> PROBLEM DETAILS: Using the material below, copy every line where "Display" appears.

> DATA RECORDS:

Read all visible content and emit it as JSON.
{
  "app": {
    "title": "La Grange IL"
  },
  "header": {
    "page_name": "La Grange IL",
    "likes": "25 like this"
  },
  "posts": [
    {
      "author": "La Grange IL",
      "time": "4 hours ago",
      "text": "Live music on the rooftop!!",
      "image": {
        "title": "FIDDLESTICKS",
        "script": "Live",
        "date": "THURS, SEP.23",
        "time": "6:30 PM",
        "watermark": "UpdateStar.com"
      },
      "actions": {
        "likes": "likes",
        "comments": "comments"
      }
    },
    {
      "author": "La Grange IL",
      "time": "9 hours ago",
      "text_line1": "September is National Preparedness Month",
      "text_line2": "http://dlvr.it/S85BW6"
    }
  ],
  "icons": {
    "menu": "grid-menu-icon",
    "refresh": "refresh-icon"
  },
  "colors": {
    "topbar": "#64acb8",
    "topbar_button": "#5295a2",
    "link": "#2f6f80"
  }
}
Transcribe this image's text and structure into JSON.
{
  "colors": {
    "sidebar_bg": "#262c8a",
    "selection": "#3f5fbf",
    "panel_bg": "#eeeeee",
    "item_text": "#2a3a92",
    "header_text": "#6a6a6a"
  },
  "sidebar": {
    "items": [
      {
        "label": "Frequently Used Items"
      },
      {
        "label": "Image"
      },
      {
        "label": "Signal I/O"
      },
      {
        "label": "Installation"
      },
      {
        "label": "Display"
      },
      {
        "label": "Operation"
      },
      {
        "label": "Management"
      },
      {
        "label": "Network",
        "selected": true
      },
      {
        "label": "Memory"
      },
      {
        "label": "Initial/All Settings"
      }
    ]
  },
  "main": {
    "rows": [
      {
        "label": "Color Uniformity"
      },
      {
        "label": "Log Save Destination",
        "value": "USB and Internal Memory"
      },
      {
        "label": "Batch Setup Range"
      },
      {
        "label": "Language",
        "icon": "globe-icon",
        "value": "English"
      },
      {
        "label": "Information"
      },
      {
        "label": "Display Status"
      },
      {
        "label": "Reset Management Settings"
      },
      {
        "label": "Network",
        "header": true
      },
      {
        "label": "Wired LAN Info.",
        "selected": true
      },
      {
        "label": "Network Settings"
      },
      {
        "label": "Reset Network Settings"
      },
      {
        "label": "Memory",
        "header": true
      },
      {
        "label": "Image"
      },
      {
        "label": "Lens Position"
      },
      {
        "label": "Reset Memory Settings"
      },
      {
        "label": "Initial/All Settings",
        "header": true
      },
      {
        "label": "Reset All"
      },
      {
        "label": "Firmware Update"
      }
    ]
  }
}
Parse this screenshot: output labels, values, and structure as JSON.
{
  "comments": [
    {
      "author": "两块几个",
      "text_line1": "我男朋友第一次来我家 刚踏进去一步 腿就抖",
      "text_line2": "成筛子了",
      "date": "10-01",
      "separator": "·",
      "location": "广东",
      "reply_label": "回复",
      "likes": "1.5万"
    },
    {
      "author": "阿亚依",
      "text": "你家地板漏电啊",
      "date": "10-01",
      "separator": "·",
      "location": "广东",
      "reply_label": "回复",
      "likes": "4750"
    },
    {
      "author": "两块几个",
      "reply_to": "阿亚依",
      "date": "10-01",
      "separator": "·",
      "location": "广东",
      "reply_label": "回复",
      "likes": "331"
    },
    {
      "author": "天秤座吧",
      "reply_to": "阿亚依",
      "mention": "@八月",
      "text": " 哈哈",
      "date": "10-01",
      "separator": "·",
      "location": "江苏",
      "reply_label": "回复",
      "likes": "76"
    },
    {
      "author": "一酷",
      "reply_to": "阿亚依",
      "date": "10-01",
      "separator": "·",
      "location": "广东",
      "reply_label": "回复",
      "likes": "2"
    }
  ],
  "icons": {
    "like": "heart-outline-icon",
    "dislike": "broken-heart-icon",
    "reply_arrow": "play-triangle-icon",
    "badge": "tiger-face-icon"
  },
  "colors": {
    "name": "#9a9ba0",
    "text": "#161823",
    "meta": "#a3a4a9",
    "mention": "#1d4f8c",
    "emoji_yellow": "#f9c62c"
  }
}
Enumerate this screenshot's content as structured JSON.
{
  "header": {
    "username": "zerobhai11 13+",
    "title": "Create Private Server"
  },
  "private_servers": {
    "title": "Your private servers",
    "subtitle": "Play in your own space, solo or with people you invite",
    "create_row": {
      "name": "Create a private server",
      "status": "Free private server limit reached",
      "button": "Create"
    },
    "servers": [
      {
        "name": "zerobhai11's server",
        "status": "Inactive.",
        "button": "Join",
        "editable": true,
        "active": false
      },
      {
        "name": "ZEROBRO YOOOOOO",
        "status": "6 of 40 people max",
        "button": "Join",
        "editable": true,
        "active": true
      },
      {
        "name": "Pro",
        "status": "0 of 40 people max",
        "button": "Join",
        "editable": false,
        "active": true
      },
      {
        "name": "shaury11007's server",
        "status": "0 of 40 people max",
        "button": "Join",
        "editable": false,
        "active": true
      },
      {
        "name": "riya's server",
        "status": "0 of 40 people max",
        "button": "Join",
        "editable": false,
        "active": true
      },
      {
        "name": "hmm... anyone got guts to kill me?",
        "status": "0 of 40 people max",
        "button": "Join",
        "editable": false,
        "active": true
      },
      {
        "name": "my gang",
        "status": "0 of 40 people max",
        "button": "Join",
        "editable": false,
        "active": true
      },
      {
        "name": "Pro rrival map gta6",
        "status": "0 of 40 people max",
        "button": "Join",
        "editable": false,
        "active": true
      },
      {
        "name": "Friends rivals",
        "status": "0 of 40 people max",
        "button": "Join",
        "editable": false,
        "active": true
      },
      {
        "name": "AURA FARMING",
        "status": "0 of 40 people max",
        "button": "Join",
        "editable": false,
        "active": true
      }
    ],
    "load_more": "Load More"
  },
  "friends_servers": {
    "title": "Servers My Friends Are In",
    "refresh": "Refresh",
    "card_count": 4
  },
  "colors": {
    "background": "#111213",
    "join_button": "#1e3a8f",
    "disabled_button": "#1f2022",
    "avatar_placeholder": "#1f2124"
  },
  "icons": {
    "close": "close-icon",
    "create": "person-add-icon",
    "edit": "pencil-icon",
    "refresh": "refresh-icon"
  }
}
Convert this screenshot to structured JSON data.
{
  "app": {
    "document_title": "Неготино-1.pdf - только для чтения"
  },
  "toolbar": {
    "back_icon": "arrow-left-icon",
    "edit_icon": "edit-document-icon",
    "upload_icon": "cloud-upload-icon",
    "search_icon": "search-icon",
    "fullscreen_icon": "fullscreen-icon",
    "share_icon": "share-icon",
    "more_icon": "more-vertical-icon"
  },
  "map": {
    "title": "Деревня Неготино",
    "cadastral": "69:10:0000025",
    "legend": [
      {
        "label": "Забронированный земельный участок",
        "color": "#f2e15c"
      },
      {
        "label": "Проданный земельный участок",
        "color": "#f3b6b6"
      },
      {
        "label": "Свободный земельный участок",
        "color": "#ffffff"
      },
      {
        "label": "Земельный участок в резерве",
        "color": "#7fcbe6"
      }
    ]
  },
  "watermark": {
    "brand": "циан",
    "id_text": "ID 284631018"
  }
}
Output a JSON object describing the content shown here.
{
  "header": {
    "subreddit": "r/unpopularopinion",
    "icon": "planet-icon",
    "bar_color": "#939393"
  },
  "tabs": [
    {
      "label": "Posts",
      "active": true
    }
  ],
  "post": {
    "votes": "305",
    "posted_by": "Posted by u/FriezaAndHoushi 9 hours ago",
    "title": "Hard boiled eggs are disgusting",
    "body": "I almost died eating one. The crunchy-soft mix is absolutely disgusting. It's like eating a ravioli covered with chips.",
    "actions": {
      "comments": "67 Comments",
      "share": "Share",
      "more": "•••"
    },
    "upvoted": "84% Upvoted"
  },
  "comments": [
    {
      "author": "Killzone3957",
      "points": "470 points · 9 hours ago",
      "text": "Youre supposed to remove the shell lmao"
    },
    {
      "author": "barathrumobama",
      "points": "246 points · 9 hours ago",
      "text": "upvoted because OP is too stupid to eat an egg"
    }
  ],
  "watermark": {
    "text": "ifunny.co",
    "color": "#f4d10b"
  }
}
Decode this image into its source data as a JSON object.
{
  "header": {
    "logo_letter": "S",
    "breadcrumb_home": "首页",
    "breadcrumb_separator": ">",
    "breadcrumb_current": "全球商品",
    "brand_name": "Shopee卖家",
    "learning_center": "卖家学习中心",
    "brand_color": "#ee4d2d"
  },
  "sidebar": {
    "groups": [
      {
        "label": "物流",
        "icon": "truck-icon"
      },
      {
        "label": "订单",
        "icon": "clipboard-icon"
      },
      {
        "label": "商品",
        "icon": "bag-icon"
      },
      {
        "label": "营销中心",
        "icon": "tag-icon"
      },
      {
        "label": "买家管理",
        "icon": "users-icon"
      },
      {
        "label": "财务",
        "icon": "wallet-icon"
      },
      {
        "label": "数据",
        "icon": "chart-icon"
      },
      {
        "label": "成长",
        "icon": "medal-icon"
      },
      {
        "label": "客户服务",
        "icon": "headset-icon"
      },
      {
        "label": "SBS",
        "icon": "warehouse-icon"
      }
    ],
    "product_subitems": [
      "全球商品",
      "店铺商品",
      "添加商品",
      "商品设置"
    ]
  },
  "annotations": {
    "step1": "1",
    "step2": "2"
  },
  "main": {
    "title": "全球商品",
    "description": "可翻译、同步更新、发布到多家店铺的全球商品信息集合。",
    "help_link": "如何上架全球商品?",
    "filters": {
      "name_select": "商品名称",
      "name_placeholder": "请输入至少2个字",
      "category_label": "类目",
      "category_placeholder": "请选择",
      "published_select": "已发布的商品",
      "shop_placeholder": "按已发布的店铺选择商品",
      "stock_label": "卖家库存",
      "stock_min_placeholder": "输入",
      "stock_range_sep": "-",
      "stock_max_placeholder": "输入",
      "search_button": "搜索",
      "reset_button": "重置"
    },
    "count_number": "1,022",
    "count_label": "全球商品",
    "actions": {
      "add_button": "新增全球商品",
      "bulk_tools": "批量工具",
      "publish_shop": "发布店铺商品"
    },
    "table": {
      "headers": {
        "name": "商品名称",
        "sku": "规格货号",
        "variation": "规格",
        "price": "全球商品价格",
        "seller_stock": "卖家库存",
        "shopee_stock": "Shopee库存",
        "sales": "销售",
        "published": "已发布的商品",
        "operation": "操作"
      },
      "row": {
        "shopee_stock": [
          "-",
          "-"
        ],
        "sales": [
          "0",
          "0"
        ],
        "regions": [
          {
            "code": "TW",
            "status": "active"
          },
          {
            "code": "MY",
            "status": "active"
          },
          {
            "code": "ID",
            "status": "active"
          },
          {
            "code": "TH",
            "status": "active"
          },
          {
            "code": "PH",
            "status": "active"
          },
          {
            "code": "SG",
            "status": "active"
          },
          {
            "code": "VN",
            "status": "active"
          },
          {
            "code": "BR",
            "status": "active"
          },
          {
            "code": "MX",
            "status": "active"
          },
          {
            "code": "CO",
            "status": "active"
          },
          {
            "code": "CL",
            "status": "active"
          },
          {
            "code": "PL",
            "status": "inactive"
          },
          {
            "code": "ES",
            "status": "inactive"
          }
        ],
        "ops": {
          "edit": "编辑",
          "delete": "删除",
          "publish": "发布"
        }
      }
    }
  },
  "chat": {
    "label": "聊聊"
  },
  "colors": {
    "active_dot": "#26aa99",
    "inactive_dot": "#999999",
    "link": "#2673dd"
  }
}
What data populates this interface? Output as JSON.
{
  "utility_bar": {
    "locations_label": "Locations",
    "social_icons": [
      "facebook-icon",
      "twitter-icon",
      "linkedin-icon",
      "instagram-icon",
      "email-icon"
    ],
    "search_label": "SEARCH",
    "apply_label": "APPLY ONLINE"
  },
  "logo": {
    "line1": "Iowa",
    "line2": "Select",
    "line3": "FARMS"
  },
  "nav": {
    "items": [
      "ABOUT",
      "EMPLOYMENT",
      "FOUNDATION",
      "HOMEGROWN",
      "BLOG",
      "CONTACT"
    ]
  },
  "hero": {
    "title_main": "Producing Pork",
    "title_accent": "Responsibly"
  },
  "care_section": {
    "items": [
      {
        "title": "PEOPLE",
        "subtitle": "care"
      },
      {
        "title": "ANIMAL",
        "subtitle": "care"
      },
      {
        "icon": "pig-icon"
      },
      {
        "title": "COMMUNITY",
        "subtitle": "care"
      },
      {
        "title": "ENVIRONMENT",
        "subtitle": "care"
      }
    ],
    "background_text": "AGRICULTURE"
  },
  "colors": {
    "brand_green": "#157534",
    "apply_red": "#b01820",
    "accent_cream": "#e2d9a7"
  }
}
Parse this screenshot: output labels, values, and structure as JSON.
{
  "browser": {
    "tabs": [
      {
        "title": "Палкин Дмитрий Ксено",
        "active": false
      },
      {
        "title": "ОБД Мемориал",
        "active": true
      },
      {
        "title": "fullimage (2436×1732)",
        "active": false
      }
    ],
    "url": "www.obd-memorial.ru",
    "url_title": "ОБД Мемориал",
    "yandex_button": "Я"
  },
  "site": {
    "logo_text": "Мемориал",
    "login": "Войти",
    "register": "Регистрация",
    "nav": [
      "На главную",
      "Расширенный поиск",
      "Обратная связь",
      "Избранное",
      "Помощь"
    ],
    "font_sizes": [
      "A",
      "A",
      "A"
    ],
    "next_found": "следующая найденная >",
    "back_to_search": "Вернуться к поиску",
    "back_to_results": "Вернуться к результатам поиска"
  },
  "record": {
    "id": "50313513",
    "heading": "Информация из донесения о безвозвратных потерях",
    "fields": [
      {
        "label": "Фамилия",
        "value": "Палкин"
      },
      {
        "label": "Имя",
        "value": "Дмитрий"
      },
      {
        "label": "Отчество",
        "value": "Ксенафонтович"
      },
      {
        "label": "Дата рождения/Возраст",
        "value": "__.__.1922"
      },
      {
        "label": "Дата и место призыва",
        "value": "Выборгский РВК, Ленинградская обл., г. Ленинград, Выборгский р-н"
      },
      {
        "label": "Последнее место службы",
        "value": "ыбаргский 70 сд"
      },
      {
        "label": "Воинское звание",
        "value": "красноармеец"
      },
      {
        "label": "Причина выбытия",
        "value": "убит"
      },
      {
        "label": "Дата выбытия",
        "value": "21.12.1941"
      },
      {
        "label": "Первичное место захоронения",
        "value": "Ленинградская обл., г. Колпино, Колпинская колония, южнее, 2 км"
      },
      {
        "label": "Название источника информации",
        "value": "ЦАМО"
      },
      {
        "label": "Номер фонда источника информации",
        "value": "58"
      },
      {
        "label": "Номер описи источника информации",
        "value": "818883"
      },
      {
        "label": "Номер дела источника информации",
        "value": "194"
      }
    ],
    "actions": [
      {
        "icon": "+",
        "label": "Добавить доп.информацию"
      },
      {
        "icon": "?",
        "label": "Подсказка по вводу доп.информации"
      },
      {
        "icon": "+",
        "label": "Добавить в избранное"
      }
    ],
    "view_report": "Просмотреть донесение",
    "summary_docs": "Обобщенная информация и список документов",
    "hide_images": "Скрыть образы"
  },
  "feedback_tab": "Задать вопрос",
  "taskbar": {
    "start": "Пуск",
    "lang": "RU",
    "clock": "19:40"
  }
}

> SOLUTION TO THIS EXERCISE:
        "label": "Display"
        "label": "Display Status"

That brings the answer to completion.